Only a number is wanted: the count of lines in this listing that contain "title".
<<<<
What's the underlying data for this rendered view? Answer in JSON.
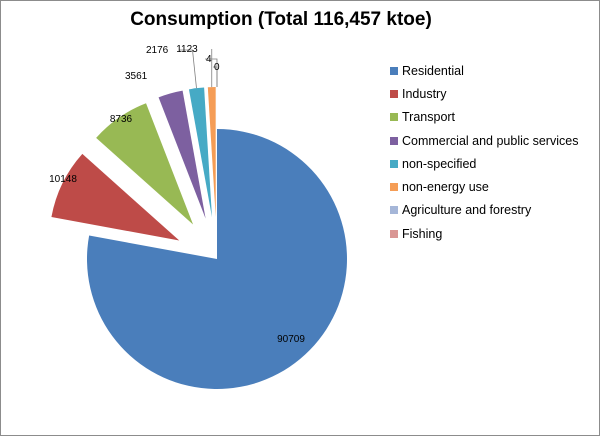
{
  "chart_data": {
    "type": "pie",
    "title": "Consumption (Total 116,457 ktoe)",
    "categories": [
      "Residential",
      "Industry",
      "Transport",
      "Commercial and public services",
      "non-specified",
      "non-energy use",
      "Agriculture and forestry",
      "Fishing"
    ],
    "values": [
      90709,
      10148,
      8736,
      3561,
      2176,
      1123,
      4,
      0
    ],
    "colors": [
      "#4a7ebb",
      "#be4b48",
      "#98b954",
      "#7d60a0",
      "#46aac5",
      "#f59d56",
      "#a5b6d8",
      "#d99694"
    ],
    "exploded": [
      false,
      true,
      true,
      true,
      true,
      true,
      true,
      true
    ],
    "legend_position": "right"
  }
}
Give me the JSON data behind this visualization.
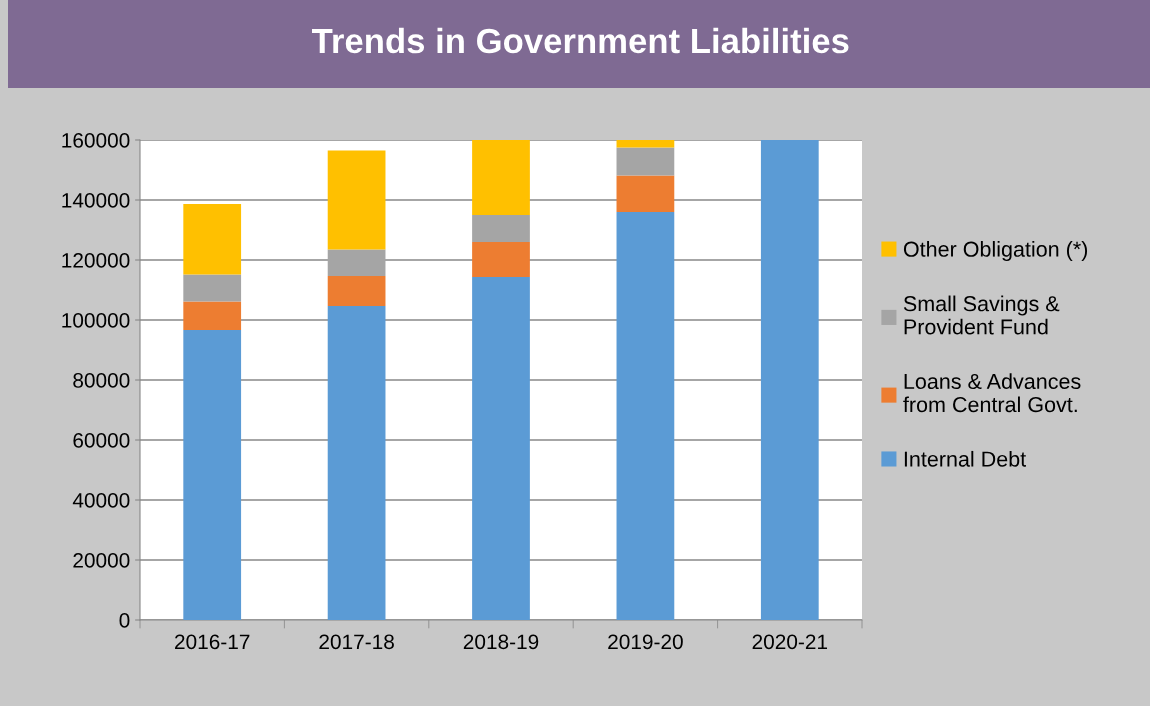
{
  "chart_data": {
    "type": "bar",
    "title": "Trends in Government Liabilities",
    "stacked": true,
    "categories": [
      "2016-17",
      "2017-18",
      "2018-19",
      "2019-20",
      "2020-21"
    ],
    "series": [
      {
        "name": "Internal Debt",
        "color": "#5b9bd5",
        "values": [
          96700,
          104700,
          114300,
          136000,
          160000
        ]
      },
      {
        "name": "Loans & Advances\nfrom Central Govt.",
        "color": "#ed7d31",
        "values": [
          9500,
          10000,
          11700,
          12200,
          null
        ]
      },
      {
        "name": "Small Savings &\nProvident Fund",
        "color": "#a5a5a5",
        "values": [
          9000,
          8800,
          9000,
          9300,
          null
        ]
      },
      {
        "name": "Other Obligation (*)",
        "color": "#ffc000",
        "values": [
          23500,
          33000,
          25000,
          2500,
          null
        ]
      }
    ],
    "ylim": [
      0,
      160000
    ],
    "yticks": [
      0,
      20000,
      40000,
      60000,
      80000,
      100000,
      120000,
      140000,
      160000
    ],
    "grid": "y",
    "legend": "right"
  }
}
>>>>
*Solution to this exercise*. 2